WHAT TO DO:
Rewrite every line of the records below as a numbered list, one item per line, leaving out any blank lines.

EXERCISE INPUT:
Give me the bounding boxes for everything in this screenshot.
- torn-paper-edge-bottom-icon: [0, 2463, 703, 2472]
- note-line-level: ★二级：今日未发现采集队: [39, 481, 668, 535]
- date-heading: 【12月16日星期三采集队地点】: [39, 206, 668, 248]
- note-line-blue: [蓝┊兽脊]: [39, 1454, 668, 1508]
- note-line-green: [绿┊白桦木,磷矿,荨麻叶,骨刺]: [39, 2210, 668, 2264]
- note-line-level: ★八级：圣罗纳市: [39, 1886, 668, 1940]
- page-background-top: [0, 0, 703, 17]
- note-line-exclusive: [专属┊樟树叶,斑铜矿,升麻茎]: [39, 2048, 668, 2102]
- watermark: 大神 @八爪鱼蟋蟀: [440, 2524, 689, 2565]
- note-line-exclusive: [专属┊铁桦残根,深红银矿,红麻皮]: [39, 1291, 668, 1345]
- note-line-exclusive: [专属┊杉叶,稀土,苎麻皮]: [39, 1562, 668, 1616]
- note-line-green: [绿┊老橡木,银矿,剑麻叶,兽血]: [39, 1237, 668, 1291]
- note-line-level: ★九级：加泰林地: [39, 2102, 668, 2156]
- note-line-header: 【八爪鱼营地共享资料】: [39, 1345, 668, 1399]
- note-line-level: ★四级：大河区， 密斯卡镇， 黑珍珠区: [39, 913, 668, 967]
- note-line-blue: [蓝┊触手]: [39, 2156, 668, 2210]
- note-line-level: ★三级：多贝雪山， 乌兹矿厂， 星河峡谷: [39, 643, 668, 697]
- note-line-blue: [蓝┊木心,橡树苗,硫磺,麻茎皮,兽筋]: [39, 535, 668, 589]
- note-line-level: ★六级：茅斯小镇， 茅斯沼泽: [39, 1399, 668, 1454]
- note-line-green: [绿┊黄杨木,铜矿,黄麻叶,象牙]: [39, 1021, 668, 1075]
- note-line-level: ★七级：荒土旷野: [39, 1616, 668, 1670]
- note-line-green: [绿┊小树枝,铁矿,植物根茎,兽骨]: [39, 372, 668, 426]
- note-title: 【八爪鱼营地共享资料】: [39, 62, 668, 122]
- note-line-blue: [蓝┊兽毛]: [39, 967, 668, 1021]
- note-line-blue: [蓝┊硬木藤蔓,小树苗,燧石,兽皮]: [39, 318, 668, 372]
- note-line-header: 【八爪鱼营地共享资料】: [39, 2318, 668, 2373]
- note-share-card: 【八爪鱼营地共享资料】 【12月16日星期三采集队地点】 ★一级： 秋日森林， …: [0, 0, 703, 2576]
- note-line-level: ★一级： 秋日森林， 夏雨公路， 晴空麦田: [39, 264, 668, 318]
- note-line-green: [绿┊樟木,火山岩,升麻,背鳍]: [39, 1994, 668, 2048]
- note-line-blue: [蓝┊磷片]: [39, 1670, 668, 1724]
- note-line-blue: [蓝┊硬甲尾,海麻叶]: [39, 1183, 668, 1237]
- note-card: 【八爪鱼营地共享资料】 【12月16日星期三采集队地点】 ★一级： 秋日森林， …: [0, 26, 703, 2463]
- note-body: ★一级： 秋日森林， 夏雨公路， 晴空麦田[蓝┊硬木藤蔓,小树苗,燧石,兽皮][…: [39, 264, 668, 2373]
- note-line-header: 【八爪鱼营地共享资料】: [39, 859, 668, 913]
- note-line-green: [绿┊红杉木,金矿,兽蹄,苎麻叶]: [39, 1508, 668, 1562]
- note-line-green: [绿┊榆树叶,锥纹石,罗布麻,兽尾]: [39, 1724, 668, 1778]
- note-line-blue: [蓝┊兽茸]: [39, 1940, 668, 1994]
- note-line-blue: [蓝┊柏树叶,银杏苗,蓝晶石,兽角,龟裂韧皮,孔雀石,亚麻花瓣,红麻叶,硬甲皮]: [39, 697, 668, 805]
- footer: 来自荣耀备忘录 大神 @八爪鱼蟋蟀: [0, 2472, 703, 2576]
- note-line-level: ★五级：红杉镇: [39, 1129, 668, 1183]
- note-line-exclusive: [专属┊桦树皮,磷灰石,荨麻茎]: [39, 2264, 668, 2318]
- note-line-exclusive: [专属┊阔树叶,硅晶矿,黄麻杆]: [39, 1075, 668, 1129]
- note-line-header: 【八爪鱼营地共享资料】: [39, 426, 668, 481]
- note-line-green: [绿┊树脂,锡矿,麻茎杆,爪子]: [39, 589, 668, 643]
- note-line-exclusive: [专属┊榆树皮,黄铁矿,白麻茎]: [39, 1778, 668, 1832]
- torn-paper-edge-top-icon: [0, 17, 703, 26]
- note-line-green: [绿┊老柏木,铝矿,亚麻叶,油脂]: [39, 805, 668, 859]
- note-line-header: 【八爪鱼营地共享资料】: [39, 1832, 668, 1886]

SOLUTION TO THIS EXERCISE:
1. Give me the bounding boxes for everything in this screenshot.
2. - torn-paper-edge-bottom-icon: [0, 2463, 703, 2472]
3. - note-line-level: ★二级：今日未发现采集队: [39, 481, 668, 535]
4. - date-heading: 【12月16日星期三采集队地点】: [39, 206, 668, 248]
5. - note-line-blue: [蓝┊兽脊]: [39, 1454, 668, 1508]
6. - note-line-green: [绿┊白桦木,磷矿,荨麻叶,骨刺]: [39, 2210, 668, 2264]
7. - note-line-level: ★八级：圣罗纳市: [39, 1886, 668, 1940]
8. - page-background-top: [0, 0, 703, 17]
9. - note-line-exclusive: [专属┊樟树叶,斑铜矿,升麻茎]: [39, 2048, 668, 2102]
10. - watermark: 大神 @八爪鱼蟋蟀: [440, 2524, 689, 2565]
11. - note-line-exclusive: [专属┊铁桦残根,深红银矿,红麻皮]: [39, 1291, 668, 1345]
12. - note-line-exclusive: [专属┊杉叶,稀土,苎麻皮]: [39, 1562, 668, 1616]
13. - note-line-green: [绿┊老橡木,银矿,剑麻叶,兽血]: [39, 1237, 668, 1291]
14. - note-line-level: ★九级：加泰林地: [39, 2102, 668, 2156]
15. - note-line-header: 【八爪鱼营地共享资料】: [39, 1345, 668, 1399]
16. - note-line-level: ★四级：大河区， 密斯卡镇， 黑珍珠区: [39, 913, 668, 967]
17. - note-line-blue: [蓝┊触手]: [39, 2156, 668, 2210]
18. - note-line-level: ★三级：多贝雪山， 乌兹矿厂， 星河峡谷: [39, 643, 668, 697]
19. - note-line-blue: [蓝┊木心,橡树苗,硫磺,麻茎皮,兽筋]: [39, 535, 668, 589]
20. - note-line-level: ★六级：茅斯小镇， 茅斯沼泽: [39, 1399, 668, 1454]
21. - note-line-green: [绿┊黄杨木,铜矿,黄麻叶,象牙]: [39, 1021, 668, 1075]
22. - note-line-level: ★七级：荒土旷野: [39, 1616, 668, 1670]
23. - note-line-green: [绿┊小树枝,铁矿,植物根茎,兽骨]: [39, 372, 668, 426]
24. - note-title: 【八爪鱼营地共享资料】: [39, 62, 668, 122]
25. - note-line-blue: [蓝┊兽毛]: [39, 967, 668, 1021]
26. - note-line-blue: [蓝┊硬木藤蔓,小树苗,燧石,兽皮]: [39, 318, 668, 372]
27. - note-line-header: 【八爪鱼营地共享资料】: [39, 2318, 668, 2373]
28. - note-share-card: 【八爪鱼营地共享资料】 【12月16日星期三采集队地点】 ★一级： 秋日森林， …: [0, 0, 703, 2576]
29. - note-line-level: ★一级： 秋日森林， 夏雨公路， 晴空麦田: [39, 264, 668, 318]
30. - note-line-green: [绿┊樟木,火山岩,升麻,背鳍]: [39, 1994, 668, 2048]
31. - note-line-blue: [蓝┊磷片]: [39, 1670, 668, 1724]
32. - note-line-blue: [蓝┊硬甲尾,海麻叶]: [39, 1183, 668, 1237]
33. - note-card: 【八爪鱼营地共享资料】 【12月16日星期三采集队地点】 ★一级： 秋日森林， …: [0, 26, 703, 2463]
34. - note-body: ★一级： 秋日森林， 夏雨公路， 晴空麦田[蓝┊硬木藤蔓,小树苗,燧石,兽皮][…: [39, 264, 668, 2373]
35. - note-line-header: 【八爪鱼营地共享资料】: [39, 859, 668, 913]
36. - note-line-green: [绿┊红杉木,金矿,兽蹄,苎麻叶]: [39, 1508, 668, 1562]
37. - note-line-green: [绿┊榆树叶,锥纹石,罗布麻,兽尾]: [39, 1724, 668, 1778]
38. - note-line-blue: [蓝┊兽茸]: [39, 1940, 668, 1994]
39. - note-line-blue: [蓝┊柏树叶,银杏苗,蓝晶石,兽角,龟裂韧皮,孔雀石,亚麻花瓣,红麻叶,硬甲皮]: [39, 697, 668, 805]
40. - footer: 来自荣耀备忘录 大神 @八爪鱼蟋蟀: [0, 2472, 703, 2576]
41. - note-line-level: ★五级：红杉镇: [39, 1129, 668, 1183]
42. - note-line-exclusive: [专属┊桦树皮,磷灰石,荨麻茎]: [39, 2264, 668, 2318]
43. - note-line-exclusive: [专属┊阔树叶,硅晶矿,黄麻杆]: [39, 1075, 668, 1129]
44. - note-line-header: 【八爪鱼营地共享资料】: [39, 426, 668, 481]
45. - note-line-green: [绿┊树脂,锡矿,麻茎杆,爪子]: [39, 589, 668, 643]
46. - note-line-exclusive: [专属┊榆树皮,黄铁矿,白麻茎]: [39, 1778, 668, 1832]
47. - torn-paper-edge-top-icon: [0, 17, 703, 26]
48. - note-line-green: [绿┊老柏木,铝矿,亚麻叶,油脂]: [39, 805, 668, 859]
49. - note-line-header: 【八爪鱼营地共享资料】: [39, 1832, 668, 1886]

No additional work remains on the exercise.